-- Task input follows --
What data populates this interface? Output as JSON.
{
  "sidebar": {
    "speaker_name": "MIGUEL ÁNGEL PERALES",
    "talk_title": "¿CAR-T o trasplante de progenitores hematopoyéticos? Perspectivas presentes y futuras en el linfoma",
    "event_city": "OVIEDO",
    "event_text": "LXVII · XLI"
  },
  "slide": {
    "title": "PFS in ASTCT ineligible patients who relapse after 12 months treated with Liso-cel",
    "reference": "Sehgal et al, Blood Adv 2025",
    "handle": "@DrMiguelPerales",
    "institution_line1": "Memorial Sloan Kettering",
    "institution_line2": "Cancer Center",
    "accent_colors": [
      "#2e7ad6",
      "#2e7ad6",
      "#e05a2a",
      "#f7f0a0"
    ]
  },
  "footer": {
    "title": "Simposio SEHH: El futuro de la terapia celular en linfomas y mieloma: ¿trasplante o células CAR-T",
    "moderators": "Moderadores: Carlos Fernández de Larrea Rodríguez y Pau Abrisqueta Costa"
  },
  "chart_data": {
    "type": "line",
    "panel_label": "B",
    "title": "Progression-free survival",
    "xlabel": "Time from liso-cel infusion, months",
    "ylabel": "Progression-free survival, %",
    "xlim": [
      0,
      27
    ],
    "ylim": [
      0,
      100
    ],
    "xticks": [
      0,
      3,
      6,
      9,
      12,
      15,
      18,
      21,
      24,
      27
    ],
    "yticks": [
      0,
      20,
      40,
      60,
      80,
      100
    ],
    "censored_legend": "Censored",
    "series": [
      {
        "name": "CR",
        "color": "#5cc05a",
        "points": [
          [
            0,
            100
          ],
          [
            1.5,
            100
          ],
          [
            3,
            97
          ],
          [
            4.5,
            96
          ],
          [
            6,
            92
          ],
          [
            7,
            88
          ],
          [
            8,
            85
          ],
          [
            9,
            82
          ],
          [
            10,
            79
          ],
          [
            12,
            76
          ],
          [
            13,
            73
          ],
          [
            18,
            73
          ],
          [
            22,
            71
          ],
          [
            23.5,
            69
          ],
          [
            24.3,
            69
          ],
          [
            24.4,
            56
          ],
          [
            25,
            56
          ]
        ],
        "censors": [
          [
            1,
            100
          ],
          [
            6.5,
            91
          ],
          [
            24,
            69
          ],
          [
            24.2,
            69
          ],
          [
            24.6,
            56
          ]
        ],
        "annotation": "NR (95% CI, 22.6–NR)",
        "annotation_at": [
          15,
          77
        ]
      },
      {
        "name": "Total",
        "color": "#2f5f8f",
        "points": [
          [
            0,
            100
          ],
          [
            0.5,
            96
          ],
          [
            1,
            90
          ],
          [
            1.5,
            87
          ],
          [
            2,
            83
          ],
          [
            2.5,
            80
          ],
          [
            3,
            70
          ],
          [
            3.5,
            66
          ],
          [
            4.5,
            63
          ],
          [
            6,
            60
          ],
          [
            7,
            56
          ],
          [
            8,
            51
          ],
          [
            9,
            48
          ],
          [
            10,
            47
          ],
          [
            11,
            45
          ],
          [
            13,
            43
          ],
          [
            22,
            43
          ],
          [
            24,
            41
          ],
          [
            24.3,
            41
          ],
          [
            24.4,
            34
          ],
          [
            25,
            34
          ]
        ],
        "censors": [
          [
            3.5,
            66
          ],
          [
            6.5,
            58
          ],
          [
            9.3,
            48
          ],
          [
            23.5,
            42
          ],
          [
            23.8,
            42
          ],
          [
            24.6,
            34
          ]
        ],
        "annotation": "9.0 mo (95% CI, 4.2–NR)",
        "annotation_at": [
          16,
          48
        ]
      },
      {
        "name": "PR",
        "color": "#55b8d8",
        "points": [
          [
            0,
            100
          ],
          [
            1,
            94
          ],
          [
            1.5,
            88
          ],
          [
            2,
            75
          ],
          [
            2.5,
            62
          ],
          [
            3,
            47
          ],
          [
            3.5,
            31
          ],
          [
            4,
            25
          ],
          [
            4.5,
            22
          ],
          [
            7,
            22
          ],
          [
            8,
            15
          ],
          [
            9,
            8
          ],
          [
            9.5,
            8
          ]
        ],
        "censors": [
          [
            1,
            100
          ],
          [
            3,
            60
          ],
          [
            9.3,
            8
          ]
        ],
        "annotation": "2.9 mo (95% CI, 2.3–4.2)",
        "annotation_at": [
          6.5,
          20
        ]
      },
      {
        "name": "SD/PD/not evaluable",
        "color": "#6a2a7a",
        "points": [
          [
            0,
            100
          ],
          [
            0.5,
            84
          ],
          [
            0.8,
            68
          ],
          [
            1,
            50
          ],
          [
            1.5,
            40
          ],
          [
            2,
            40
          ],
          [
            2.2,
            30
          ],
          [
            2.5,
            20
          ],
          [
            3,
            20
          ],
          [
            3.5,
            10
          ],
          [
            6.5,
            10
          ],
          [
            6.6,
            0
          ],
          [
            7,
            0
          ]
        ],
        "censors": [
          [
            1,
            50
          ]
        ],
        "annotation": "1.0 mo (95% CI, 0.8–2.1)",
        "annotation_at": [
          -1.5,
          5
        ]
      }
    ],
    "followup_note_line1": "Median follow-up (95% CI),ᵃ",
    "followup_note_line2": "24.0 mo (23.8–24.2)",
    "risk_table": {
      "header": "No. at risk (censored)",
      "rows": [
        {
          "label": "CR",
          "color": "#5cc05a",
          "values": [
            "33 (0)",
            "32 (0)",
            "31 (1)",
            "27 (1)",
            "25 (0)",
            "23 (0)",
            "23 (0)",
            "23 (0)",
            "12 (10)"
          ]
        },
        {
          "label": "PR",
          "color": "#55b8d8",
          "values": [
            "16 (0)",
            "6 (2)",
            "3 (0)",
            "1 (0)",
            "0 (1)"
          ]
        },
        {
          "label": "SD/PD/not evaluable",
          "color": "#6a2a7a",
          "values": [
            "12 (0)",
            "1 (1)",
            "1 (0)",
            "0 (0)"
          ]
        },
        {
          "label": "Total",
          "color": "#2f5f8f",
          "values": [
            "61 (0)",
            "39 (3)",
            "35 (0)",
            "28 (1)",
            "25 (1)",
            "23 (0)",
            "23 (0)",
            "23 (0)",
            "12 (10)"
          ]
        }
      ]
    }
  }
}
-- Task input concluded --
What is needed.
Repeat the data exactly as it was given above.

Answer to the problem.
What data populates this interface? Output as JSON.
{
  "sidebar": {
    "speaker_name": "MIGUEL ÁNGEL PERALES",
    "talk_title": "¿CAR-T o trasplante de progenitores hematopoyéticos? Perspectivas presentes y futuras en el linfoma",
    "event_city": "OVIEDO",
    "event_text": "LXVII · XLI"
  },
  "slide": {
    "title": "PFS in ASTCT ineligible patients who relapse after 12 months treated with Liso-cel",
    "reference": "Sehgal et al, Blood Adv 2025",
    "handle": "@DrMiguelPerales",
    "institution_line1": "Memorial Sloan Kettering",
    "institution_line2": "Cancer Center",
    "accent_colors": [
      "#2e7ad6",
      "#2e7ad6",
      "#e05a2a",
      "#f7f0a0"
    ]
  },
  "footer": {
    "title": "Simposio SEHH: El futuro de la terapia celular en linfomas y mieloma: ¿trasplante o células CAR-T",
    "moderators": "Moderadores: Carlos Fernández de Larrea Rodríguez y Pau Abrisqueta Costa"
  },
  "chart_data": {
    "type": "line",
    "panel_label": "B",
    "title": "Progression-free survival",
    "xlabel": "Time from liso-cel infusion, months",
    "ylabel": "Progression-free survival, %",
    "xlim": [
      0,
      27
    ],
    "ylim": [
      0,
      100
    ],
    "xticks": [
      0,
      3,
      6,
      9,
      12,
      15,
      18,
      21,
      24,
      27
    ],
    "yticks": [
      0,
      20,
      40,
      60,
      80,
      100
    ],
    "censored_legend": "Censored",
    "series": [
      {
        "name": "CR",
        "color": "#5cc05a",
        "points": [
          [
            0,
            100
          ],
          [
            1.5,
            100
          ],
          [
            3,
            97
          ],
          [
            4.5,
            96
          ],
          [
            6,
            92
          ],
          [
            7,
            88
          ],
          [
            8,
            85
          ],
          [
            9,
            82
          ],
          [
            10,
            79
          ],
          [
            12,
            76
          ],
          [
            13,
            73
          ],
          [
            18,
            73
          ],
          [
            22,
            71
          ],
          [
            23.5,
            69
          ],
          [
            24.3,
            69
          ],
          [
            24.4,
            56
          ],
          [
            25,
            56
          ]
        ],
        "censors": [
          [
            1,
            100
          ],
          [
            6.5,
            91
          ],
          [
            24,
            69
          ],
          [
            24.2,
            69
          ],
          [
            24.6,
            56
          ]
        ],
        "annotation": "NR (95% CI, 22.6–NR)",
        "annotation_at": [
          15,
          77
        ]
      },
      {
        "name": "Total",
        "color": "#2f5f8f",
        "points": [
          [
            0,
            100
          ],
          [
            0.5,
            96
          ],
          [
            1,
            90
          ],
          [
            1.5,
            87
          ],
          [
            2,
            83
          ],
          [
            2.5,
            80
          ],
          [
            3,
            70
          ],
          [
            3.5,
            66
          ],
          [
            4.5,
            63
          ],
          [
            6,
            60
          ],
          [
            7,
            56
          ],
          [
            8,
            51
          ],
          [
            9,
            48
          ],
          [
            10,
            47
          ],
          [
            11,
            45
          ],
          [
            13,
            43
          ],
          [
            22,
            43
          ],
          [
            24,
            41
          ],
          [
            24.3,
            41
          ],
          [
            24.4,
            34
          ],
          [
            25,
            34
          ]
        ],
        "censors": [
          [
            3.5,
            66
          ],
          [
            6.5,
            58
          ],
          [
            9.3,
            48
          ],
          [
            23.5,
            42
          ],
          [
            23.8,
            42
          ],
          [
            24.6,
            34
          ]
        ],
        "annotation": "9.0 mo (95% CI, 4.2–NR)",
        "annotation_at": [
          16,
          48
        ]
      },
      {
        "name": "PR",
        "color": "#55b8d8",
        "points": [
          [
            0,
            100
          ],
          [
            1,
            94
          ],
          [
            1.5,
            88
          ],
          [
            2,
            75
          ],
          [
            2.5,
            62
          ],
          [
            3,
            47
          ],
          [
            3.5,
            31
          ],
          [
            4,
            25
          ],
          [
            4.5,
            22
          ],
          [
            7,
            22
          ],
          [
            8,
            15
          ],
          [
            9,
            8
          ],
          [
            9.5,
            8
          ]
        ],
        "censors": [
          [
            1,
            100
          ],
          [
            3,
            60
          ],
          [
            9.3,
            8
          ]
        ],
        "annotation": "2.9 mo (95% CI, 2.3–4.2)",
        "annotation_at": [
          6.5,
          20
        ]
      },
      {
        "name": "SD/PD/not evaluable",
        "color": "#6a2a7a",
        "points": [
          [
            0,
            100
          ],
          [
            0.5,
            84
          ],
          [
            0.8,
            68
          ],
          [
            1,
            50
          ],
          [
            1.5,
            40
          ],
          [
            2,
            40
          ],
          [
            2.2,
            30
          ],
          [
            2.5,
            20
          ],
          [
            3,
            20
          ],
          [
            3.5,
            10
          ],
          [
            6.5,
            10
          ],
          [
            6.6,
            0
          ],
          [
            7,
            0
          ]
        ],
        "censors": [
          [
            1,
            50
          ]
        ],
        "annotation": "1.0 mo (95% CI, 0.8–2.1)",
        "annotation_at": [
          -1.5,
          5
        ]
      }
    ],
    "followup_note_line1": "Median follow-up (95% CI),ᵃ",
    "followup_note_line2": "24.0 mo (23.8–24.2)",
    "risk_table": {
      "header": "No. at risk (censored)",
      "rows": [
        {
          "label": "CR",
          "color": "#5cc05a",
          "values": [
            "33 (0)",
            "32 (0)",
            "31 (1)",
            "27 (1)",
            "25 (0)",
            "23 (0)",
            "23 (0)",
            "23 (0)",
            "12 (10)"
          ]
        },
        {
          "label": "PR",
          "color": "#55b8d8",
          "values": [
            "16 (0)",
            "6 (2)",
            "3 (0)",
            "1 (0)",
            "0 (1)"
          ]
        },
        {
          "label": "SD/PD/not evaluable",
          "color": "#6a2a7a",
          "values": [
            "12 (0)",
            "1 (1)",
            "1 (0)",
            "0 (0)"
          ]
        },
        {
          "label": "Total",
          "color": "#2f5f8f",
          "values": [
            "61 (0)",
            "39 (3)",
            "35 (0)",
            "28 (1)",
            "25 (1)",
            "23 (0)",
            "23 (0)",
            "23 (0)",
            "12 (10)"
          ]
        }
      ]
    }
  }
}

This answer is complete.